Records from a data collection
● ● ● ● ● ● ●

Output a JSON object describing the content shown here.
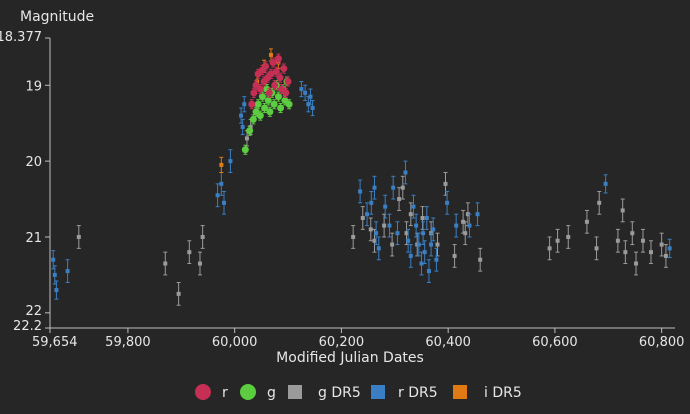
{
  "chart_data": {
    "type": "scatter",
    "title": "",
    "xlabel": "Modified Julian Dates",
    "ylabel": "Magnitude",
    "xlim": [
      59654,
      60825
    ],
    "ylim": [
      18.377,
      22.2
    ],
    "y_reversed": true,
    "grid": false,
    "legend_position": "bottom-center",
    "x_ticks": [
      59654,
      59800,
      60000,
      60200,
      60400,
      60600,
      60800
    ],
    "x_tick_labels": [
      "59,654",
      "59,800",
      "60,000",
      "60,200",
      "60,400",
      "60,600",
      "60,800"
    ],
    "y_ticks": [
      18.377,
      19,
      20,
      21,
      22,
      22.2
    ],
    "y_tick_labels": [
      "18.377",
      "19",
      "20",
      "21",
      "22",
      "22.2"
    ],
    "series": [
      {
        "name": "r",
        "marker": "circle",
        "color": "#c62f54",
        "points": [
          [
            60032,
            19.25,
            0.06
          ],
          [
            60036,
            19.1,
            0.06
          ],
          [
            60040,
            19.0,
            0.06
          ],
          [
            60044,
            18.85,
            0.06
          ],
          [
            60048,
            19.05,
            0.06
          ],
          [
            60052,
            18.8,
            0.06
          ],
          [
            60055,
            18.95,
            0.06
          ],
          [
            60058,
            18.75,
            0.06
          ],
          [
            60062,
            18.9,
            0.06
          ],
          [
            60065,
            19.1,
            0.06
          ],
          [
            60068,
            18.85,
            0.06
          ],
          [
            60072,
            18.7,
            0.06
          ],
          [
            60075,
            19.0,
            0.06
          ],
          [
            60078,
            18.82,
            0.06
          ],
          [
            60082,
            18.65,
            0.06
          ],
          [
            60085,
            18.9,
            0.06
          ],
          [
            60088,
            19.05,
            0.06
          ],
          [
            60092,
            18.78,
            0.06
          ],
          [
            60096,
            19.1,
            0.06
          ],
          [
            60100,
            18.95,
            0.06
          ]
        ]
      },
      {
        "name": "g",
        "marker": "circle",
        "color": "#5ccc40",
        "points": [
          [
            60020,
            19.85,
            0.06
          ],
          [
            60028,
            19.6,
            0.06
          ],
          [
            60035,
            19.45,
            0.06
          ],
          [
            60040,
            19.35,
            0.06
          ],
          [
            60044,
            19.25,
            0.06
          ],
          [
            60048,
            19.4,
            0.06
          ],
          [
            60052,
            19.15,
            0.06
          ],
          [
            60056,
            19.3,
            0.06
          ],
          [
            60060,
            19.05,
            0.06
          ],
          [
            60063,
            19.2,
            0.06
          ],
          [
            60066,
            19.35,
            0.06
          ],
          [
            60070,
            19.1,
            0.06
          ],
          [
            60074,
            19.25,
            0.06
          ],
          [
            60078,
            19.0,
            0.06
          ],
          [
            60082,
            19.15,
            0.06
          ],
          [
            60086,
            19.3,
            0.06
          ],
          [
            60090,
            19.05,
            0.06
          ],
          [
            60094,
            19.2,
            0.06
          ],
          [
            60098,
            18.95,
            0.06
          ],
          [
            60102,
            19.25,
            0.06
          ]
        ]
      },
      {
        "name": "g DR5",
        "marker": "square",
        "color": "#9b9b9b",
        "points": [
          [
            59708,
            21.0,
            0.15
          ],
          [
            59870,
            21.35,
            0.15
          ],
          [
            59895,
            21.75,
            0.15
          ],
          [
            59915,
            21.2,
            0.15
          ],
          [
            59935,
            21.35,
            0.15
          ],
          [
            59940,
            21.0,
            0.15
          ],
          [
            60023,
            19.7,
            0.1
          ],
          [
            60030,
            19.55,
            0.1
          ],
          [
            60222,
            21.0,
            0.15
          ],
          [
            60240,
            20.75,
            0.15
          ],
          [
            60255,
            20.9,
            0.15
          ],
          [
            60262,
            21.05,
            0.15
          ],
          [
            60280,
            20.85,
            0.15
          ],
          [
            60295,
            21.1,
            0.15
          ],
          [
            60308,
            20.5,
            0.15
          ],
          [
            60315,
            20.35,
            0.15
          ],
          [
            60322,
            20.95,
            0.15
          ],
          [
            60330,
            20.7,
            0.15
          ],
          [
            60342,
            21.1,
            0.15
          ],
          [
            60352,
            20.75,
            0.15
          ],
          [
            60368,
            20.95,
            0.15
          ],
          [
            60380,
            21.1,
            0.15
          ],
          [
            60395,
            20.3,
            0.15
          ],
          [
            60412,
            21.25,
            0.15
          ],
          [
            60428,
            20.8,
            0.15
          ],
          [
            60432,
            20.95,
            0.15
          ],
          [
            60437,
            20.7,
            0.15
          ],
          [
            60460,
            21.3,
            0.15
          ],
          [
            60590,
            21.15,
            0.15
          ],
          [
            60605,
            21.05,
            0.15
          ],
          [
            60625,
            21.0,
            0.15
          ],
          [
            60660,
            20.8,
            0.15
          ],
          [
            60678,
            21.15,
            0.15
          ],
          [
            60683,
            20.55,
            0.15
          ],
          [
            60718,
            21.05,
            0.15
          ],
          [
            60727,
            20.65,
            0.15
          ],
          [
            60732,
            21.2,
            0.15
          ],
          [
            60745,
            20.95,
            0.15
          ],
          [
            60752,
            21.35,
            0.15
          ],
          [
            60765,
            21.05,
            0.15
          ],
          [
            60780,
            21.2,
            0.15
          ],
          [
            60800,
            21.1,
            0.15
          ],
          [
            60808,
            21.25,
            0.15
          ]
        ]
      },
      {
        "name": "r DR5",
        "marker": "square",
        "color": "#3a7fc4",
        "points": [
          [
            59660,
            21.3,
            0.12
          ],
          [
            59663,
            21.5,
            0.12
          ],
          [
            59666,
            21.7,
            0.12
          ],
          [
            59687,
            21.45,
            0.15
          ],
          [
            59968,
            20.45,
            0.15
          ],
          [
            59975,
            20.3,
            0.15
          ],
          [
            59980,
            20.55,
            0.15
          ],
          [
            59992,
            20.0,
            0.15
          ],
          [
            60012,
            19.4,
            0.1
          ],
          [
            60015,
            19.55,
            0.1
          ],
          [
            60018,
            19.25,
            0.1
          ],
          [
            60125,
            19.05,
            0.1
          ],
          [
            60132,
            19.1,
            0.1
          ],
          [
            60138,
            19.25,
            0.1
          ],
          [
            60142,
            19.15,
            0.1
          ],
          [
            60146,
            19.3,
            0.1
          ],
          [
            60235,
            20.4,
            0.15
          ],
          [
            60248,
            20.7,
            0.15
          ],
          [
            60256,
            20.55,
            0.15
          ],
          [
            60262,
            20.35,
            0.15
          ],
          [
            60265,
            20.95,
            0.15
          ],
          [
            60270,
            21.15,
            0.15
          ],
          [
            60282,
            20.6,
            0.15
          ],
          [
            60290,
            20.85,
            0.15
          ],
          [
            60297,
            20.35,
            0.15
          ],
          [
            60305,
            20.95,
            0.15
          ],
          [
            60320,
            20.15,
            0.15
          ],
          [
            60325,
            21.05,
            0.15
          ],
          [
            60330,
            21.25,
            0.15
          ],
          [
            60335,
            20.6,
            0.15
          ],
          [
            60340,
            20.85,
            0.15
          ],
          [
            60345,
            21.1,
            0.15
          ],
          [
            60350,
            21.35,
            0.15
          ],
          [
            60353,
            20.95,
            0.15
          ],
          [
            60356,
            21.2,
            0.15
          ],
          [
            60360,
            20.75,
            0.15
          ],
          [
            60364,
            21.45,
            0.15
          ],
          [
            60368,
            21.1,
            0.15
          ],
          [
            60372,
            20.9,
            0.15
          ],
          [
            60378,
            21.3,
            0.15
          ],
          [
            60398,
            20.55,
            0.15
          ],
          [
            60415,
            20.85,
            0.15
          ],
          [
            60440,
            20.85,
            0.15
          ],
          [
            60455,
            20.7,
            0.15
          ],
          [
            60695,
            20.3,
            0.12
          ],
          [
            60815,
            21.15,
            0.12
          ]
        ]
      },
      {
        "name": "i DR5",
        "marker": "square",
        "color": "#e07b14",
        "points": [
          [
            59975,
            20.05,
            0.1
          ],
          [
            60042,
            18.95,
            0.08
          ],
          [
            60055,
            18.75,
            0.08
          ],
          [
            60068,
            18.6,
            0.08
          ],
          [
            60082,
            18.7,
            0.08
          ]
        ]
      }
    ],
    "legend": [
      {
        "label": "r",
        "marker": "circle",
        "color": "#c62f54"
      },
      {
        "label": "g",
        "marker": "circle",
        "color": "#5ccc40"
      },
      {
        "label": "g DR5",
        "marker": "square",
        "color": "#9b9b9b"
      },
      {
        "label": "r DR5",
        "marker": "square",
        "color": "#3a7fc4"
      },
      {
        "label": "i DR5",
        "marker": "square",
        "color": "#e07b14"
      }
    ]
  }
}
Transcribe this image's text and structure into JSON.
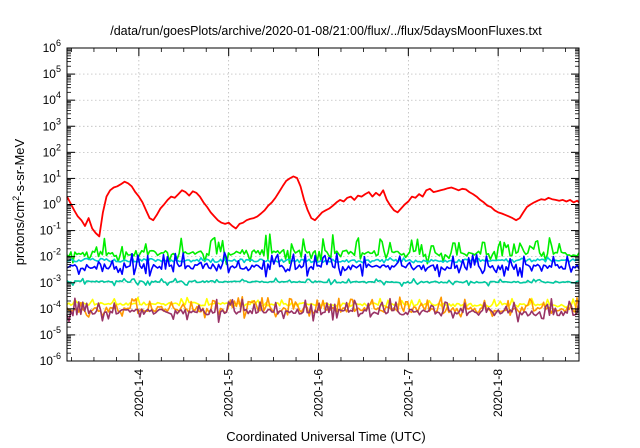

● ● ● ● ● ● ●

» **Goal**: From the data above, show each line that contains "JSON".

» **Written answer**:
Output a JSON object describing the content shown here.
Transcribe this image's text and structure into JSON.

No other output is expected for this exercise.